[Problem requirements]:
Can you retype every record below exactly as written?

[Data for this exercise]:

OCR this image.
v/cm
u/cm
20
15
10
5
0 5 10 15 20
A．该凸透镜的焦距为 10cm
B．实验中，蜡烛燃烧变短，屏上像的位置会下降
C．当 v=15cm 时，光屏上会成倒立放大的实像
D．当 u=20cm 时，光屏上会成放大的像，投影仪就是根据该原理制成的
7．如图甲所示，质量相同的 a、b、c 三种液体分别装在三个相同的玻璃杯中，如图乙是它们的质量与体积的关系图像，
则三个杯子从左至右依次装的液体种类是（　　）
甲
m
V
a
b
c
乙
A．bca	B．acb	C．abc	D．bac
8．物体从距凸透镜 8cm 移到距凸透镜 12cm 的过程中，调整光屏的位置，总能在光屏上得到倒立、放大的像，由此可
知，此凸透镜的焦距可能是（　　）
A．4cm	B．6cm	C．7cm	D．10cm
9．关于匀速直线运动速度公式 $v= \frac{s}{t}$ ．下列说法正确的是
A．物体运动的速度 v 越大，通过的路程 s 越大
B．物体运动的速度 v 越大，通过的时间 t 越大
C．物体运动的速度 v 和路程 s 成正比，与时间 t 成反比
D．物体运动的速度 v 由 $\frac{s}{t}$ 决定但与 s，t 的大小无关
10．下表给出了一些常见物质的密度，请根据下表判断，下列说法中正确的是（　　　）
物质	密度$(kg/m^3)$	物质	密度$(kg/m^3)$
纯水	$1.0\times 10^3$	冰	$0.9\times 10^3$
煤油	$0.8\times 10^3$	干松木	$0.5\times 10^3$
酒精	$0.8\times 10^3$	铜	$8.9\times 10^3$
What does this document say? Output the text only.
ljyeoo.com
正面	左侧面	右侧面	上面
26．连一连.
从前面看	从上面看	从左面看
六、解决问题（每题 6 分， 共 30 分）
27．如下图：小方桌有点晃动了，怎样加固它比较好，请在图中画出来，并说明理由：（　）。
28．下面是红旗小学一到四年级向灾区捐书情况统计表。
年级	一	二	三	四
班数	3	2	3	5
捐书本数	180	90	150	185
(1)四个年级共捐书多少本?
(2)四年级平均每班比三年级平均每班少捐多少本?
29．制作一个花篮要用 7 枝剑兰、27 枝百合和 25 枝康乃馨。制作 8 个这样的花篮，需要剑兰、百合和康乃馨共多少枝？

[Complete answer]:
OCR this image.
v/cm
u/cm
20
15
10
5
0 5 10 15 20
A．该凸透镜的焦距为 10cm
B．实验中，蜡烛燃烧变短，屏上像的位置会下降
C．当 v=15cm 时，光屏上会成倒立放大的实像
D．当 u=20cm 时，光屏上会成放大的像，投影仪就是根据该原理制成的
7．如图甲所示，质量相同的 a、b、c 三种液体分别装在三个相同的玻璃杯中，如图乙是它们的质量与体积的关系图像，
则三个杯子从左至右依次装的液体种类是（　　）
甲
m
V
a
b
c
乙
A．bca	B．acb	C．abc	D．bac
8．物体从距凸透镜 8cm 移到距凸透镜 12cm 的过程中，调整光屏的位置，总能在光屏上得到倒立、放大的像，由此可
知，此凸透镜的焦距可能是（　　）
A．4cm	B．6cm	C．7cm	D．10cm
9．关于匀速直线运动速度公式 $v= \frac{s}{t}$ ．下列说法正确的是
A．物体运动的速度 v 越大，通过的路程 s 越大
B．物体运动的速度 v 越大，通过的时间 t 越大
C．物体运动的速度 v 和路程 s 成正比，与时间 t 成反比
D．物体运动的速度 v 由 $\frac{s}{t}$ 决定但与 s，t 的大小无关
10．下表给出了一些常见物质的密度，请根据下表判断，下列说法中正确的是（　　　）
物质	密度$(kg/m^3)$	物质	密度$(kg/m^3)$
纯水	$1.0\times 10^3$	冰	$0.9\times 10^3$
煤油	$0.8\times 10^3$	干松木	$0.5\times 10^3$
酒精	$0.8\times 10^3$	铜	$8.9\times 10^3$
What does this document say? Output the text only.
ljyeoo.com
正面	左侧面	右侧面	上面
26．连一连.
从前面看	从上面看	从左面看
六、解决问题（每题 6 分， 共 30 分）
27．如下图：小方桌有点晃动了，怎样加固它比较好，请在图中画出来，并说明理由：（　）。
28．下面是红旗小学一到四年级向灾区捐书情况统计表。
年级	一	二	三	四
班数	3	2	3	5
捐书本数	180	90	150	185
(1)四个年级共捐书多少本?
(2)四年级平均每班比三年级平均每班少捐多少本?
29．制作一个花篮要用 7 枝剑兰、27 枝百合和 25 枝康乃馨。制作 8 个这样的花篮，需要剑兰、百合和康乃馨共多少枝？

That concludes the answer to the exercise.